> [Instructions for the task] Search the material for the string "original", then report how many lines hold it, with no other text.

> [Data to process]
____

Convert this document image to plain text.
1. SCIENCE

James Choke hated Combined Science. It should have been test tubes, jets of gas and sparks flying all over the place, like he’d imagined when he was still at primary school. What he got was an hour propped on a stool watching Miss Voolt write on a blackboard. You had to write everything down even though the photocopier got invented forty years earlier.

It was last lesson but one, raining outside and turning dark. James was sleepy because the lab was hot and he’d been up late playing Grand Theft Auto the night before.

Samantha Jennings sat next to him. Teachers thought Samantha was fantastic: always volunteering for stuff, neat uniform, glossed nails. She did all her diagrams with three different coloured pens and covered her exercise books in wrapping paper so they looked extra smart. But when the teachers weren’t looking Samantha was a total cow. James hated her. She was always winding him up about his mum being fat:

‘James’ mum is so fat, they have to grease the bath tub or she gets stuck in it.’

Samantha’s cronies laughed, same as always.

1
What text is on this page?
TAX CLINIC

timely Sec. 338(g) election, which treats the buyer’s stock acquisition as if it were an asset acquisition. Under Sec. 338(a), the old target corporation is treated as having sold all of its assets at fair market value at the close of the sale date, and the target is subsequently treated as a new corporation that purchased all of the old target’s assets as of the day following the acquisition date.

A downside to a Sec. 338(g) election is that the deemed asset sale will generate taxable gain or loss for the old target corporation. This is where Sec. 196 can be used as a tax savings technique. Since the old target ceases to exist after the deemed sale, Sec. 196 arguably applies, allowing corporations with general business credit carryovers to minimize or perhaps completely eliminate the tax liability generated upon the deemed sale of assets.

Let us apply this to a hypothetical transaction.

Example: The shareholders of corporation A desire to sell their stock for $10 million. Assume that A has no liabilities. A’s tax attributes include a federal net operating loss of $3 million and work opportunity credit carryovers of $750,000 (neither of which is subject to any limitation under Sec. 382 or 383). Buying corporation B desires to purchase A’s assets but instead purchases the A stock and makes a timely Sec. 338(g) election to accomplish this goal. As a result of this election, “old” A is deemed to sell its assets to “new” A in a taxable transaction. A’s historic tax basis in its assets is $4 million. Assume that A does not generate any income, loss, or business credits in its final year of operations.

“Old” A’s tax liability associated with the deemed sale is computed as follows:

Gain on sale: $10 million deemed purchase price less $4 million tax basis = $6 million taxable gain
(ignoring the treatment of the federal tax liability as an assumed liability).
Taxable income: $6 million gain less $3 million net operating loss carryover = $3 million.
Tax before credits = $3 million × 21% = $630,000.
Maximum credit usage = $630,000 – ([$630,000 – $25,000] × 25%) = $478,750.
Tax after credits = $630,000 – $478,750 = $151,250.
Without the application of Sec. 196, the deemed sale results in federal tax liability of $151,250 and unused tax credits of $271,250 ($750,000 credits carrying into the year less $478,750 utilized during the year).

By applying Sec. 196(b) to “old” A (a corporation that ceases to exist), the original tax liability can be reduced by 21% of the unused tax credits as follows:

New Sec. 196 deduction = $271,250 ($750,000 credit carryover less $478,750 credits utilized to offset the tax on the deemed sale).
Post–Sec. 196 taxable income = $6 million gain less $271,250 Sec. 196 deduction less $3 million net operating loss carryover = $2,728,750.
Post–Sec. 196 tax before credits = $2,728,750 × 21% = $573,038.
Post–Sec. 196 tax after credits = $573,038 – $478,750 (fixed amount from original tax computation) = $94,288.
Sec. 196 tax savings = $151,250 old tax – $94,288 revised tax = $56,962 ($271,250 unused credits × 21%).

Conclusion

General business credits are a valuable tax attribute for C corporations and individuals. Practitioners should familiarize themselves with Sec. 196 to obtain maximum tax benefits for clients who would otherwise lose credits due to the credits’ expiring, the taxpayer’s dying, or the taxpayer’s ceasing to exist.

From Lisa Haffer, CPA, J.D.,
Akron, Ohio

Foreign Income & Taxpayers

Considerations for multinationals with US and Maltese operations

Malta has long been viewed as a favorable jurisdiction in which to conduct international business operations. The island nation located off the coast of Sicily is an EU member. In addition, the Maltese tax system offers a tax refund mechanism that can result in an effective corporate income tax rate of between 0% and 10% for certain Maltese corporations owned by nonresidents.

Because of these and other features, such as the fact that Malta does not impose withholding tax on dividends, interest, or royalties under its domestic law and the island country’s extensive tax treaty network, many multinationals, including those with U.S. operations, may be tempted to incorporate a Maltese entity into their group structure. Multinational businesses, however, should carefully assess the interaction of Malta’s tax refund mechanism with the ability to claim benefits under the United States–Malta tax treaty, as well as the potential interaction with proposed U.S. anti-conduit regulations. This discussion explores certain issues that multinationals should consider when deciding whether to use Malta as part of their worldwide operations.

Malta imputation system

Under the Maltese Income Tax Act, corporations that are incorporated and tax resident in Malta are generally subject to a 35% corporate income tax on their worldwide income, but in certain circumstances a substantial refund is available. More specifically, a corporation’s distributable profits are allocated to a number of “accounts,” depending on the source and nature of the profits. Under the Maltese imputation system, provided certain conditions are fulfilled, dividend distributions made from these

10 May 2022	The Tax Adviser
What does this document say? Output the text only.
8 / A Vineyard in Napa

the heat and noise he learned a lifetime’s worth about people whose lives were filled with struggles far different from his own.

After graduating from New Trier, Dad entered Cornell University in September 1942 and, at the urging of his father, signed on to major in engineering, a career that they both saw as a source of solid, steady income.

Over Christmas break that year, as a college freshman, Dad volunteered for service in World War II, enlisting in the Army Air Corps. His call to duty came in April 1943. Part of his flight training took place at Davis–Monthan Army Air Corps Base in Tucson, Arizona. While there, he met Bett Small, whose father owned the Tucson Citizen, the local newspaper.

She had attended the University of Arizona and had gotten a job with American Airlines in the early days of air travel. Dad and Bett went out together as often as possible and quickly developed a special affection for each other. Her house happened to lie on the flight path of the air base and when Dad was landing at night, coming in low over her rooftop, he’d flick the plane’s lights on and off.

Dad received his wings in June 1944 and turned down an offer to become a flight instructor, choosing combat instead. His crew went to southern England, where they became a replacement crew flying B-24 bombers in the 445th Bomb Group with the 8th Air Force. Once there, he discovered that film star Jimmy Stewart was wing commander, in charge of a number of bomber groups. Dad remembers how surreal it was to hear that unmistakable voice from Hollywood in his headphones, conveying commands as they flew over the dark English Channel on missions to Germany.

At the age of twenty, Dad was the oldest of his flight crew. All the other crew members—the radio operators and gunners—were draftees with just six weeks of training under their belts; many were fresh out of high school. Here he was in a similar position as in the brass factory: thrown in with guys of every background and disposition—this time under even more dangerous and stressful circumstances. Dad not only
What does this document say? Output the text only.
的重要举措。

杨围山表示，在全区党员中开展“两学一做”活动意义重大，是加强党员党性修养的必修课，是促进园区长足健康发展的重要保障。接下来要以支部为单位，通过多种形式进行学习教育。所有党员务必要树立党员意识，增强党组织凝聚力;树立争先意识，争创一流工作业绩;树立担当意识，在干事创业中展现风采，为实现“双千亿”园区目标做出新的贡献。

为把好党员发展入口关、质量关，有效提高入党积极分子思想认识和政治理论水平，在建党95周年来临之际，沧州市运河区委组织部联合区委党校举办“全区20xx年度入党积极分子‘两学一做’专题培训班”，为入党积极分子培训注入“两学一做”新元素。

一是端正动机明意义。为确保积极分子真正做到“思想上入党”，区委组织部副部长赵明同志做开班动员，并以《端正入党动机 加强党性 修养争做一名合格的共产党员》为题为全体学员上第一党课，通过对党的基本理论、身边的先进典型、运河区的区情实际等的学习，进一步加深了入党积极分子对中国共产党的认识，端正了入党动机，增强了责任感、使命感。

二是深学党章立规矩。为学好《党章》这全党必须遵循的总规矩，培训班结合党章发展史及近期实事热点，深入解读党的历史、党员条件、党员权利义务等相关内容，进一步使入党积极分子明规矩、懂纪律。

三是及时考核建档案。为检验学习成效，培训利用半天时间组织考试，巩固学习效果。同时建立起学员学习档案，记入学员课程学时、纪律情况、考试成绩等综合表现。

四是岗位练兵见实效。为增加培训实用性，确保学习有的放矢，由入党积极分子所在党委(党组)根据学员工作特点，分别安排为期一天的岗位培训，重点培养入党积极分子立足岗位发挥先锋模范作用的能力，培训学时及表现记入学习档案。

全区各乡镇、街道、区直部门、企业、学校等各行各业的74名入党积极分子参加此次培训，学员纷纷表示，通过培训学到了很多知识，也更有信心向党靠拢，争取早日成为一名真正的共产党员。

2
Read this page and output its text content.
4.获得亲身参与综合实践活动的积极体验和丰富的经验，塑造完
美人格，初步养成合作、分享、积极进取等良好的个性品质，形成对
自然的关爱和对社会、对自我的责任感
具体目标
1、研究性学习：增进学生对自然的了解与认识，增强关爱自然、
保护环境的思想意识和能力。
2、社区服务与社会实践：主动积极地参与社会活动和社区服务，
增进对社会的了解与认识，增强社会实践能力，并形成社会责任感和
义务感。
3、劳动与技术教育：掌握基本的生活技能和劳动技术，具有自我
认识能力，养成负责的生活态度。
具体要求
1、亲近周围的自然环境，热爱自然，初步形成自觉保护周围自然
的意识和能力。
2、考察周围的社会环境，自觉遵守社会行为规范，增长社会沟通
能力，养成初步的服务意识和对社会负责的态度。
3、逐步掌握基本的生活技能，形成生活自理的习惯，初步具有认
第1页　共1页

____

> [Solution to this exercise] 2